GIVEN INSTRUCTION -
Tally the lines in the listing below that contain "curb" and report the tally alone.

DATASET ENTRIES -
* Begin *

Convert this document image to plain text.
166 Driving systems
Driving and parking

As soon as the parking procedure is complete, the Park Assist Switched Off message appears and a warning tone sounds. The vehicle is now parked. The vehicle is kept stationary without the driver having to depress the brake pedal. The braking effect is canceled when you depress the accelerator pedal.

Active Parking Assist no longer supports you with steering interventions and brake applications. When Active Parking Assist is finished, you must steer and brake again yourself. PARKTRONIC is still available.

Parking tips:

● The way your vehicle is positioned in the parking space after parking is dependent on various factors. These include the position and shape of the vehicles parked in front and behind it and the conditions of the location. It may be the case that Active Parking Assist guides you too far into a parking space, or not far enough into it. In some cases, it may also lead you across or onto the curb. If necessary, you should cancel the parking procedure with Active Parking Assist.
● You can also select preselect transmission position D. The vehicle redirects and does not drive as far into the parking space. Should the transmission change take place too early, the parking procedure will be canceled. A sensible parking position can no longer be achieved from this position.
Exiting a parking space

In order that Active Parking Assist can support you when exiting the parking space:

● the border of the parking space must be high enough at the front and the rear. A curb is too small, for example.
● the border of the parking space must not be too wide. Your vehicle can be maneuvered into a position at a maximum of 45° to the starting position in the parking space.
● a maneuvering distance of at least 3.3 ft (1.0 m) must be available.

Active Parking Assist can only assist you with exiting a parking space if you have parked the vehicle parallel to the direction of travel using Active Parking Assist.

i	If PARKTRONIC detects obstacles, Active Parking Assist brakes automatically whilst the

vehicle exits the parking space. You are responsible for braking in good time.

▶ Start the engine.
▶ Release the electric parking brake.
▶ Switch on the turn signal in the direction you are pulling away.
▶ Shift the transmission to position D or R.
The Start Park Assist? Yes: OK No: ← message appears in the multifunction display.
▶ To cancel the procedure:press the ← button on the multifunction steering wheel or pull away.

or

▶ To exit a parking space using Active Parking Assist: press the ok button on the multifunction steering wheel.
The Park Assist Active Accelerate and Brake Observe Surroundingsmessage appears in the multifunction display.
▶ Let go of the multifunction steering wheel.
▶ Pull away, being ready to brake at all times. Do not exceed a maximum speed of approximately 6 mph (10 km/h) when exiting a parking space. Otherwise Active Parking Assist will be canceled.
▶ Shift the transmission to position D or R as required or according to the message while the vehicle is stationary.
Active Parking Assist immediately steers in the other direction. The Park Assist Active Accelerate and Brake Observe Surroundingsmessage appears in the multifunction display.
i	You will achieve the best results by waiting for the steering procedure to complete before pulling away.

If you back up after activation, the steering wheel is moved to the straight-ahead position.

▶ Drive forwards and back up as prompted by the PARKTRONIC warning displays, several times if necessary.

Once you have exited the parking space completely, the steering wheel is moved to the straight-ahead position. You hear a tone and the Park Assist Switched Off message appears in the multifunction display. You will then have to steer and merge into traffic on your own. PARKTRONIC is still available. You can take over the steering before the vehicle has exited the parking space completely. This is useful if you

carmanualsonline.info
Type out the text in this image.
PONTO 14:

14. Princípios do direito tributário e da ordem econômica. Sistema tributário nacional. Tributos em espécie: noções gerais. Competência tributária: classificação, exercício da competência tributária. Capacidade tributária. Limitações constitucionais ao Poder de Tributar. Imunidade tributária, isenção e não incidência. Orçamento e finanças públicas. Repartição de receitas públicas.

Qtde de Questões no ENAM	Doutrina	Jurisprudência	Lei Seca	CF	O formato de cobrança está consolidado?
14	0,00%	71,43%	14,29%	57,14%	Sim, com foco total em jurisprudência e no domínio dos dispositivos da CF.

* End *
* Begin *

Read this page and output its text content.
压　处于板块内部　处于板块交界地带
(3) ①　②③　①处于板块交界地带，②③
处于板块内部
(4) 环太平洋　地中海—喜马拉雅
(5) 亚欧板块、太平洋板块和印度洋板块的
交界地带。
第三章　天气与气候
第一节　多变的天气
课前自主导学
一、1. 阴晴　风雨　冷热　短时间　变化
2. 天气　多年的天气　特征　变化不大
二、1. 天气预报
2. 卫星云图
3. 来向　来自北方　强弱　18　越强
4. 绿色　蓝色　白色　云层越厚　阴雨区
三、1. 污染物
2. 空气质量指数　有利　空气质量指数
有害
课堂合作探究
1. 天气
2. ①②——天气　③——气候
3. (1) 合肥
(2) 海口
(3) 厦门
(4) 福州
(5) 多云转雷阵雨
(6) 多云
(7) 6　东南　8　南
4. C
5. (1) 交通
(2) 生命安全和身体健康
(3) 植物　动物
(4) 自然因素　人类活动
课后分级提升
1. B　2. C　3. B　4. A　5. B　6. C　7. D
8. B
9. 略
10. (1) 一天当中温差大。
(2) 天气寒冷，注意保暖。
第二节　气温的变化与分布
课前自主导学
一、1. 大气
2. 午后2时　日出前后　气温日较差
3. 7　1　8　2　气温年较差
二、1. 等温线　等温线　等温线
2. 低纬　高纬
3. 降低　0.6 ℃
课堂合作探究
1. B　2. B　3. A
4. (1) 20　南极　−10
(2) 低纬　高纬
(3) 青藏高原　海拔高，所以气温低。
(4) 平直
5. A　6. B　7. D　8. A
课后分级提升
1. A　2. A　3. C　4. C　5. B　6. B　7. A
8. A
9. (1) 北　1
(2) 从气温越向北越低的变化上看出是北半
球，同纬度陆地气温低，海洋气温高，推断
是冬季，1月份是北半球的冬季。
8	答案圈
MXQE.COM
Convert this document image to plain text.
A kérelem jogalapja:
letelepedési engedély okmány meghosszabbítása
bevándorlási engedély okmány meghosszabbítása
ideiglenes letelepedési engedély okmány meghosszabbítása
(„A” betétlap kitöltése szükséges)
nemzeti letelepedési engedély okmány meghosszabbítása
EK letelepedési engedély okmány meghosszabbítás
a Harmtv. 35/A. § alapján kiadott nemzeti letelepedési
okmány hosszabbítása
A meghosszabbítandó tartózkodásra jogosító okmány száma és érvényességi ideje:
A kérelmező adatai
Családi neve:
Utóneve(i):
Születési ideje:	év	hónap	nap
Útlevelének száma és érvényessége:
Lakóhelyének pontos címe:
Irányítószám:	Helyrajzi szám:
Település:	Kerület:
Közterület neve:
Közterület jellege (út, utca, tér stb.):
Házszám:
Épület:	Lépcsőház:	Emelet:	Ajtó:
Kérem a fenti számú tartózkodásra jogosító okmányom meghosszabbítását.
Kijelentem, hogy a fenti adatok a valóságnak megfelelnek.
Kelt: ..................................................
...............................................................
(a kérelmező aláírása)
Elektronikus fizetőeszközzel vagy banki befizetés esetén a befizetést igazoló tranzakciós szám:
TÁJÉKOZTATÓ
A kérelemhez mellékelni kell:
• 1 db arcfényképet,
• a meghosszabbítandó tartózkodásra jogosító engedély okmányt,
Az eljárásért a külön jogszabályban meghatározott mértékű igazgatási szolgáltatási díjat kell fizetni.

* End *

TASK OUTPUT -
2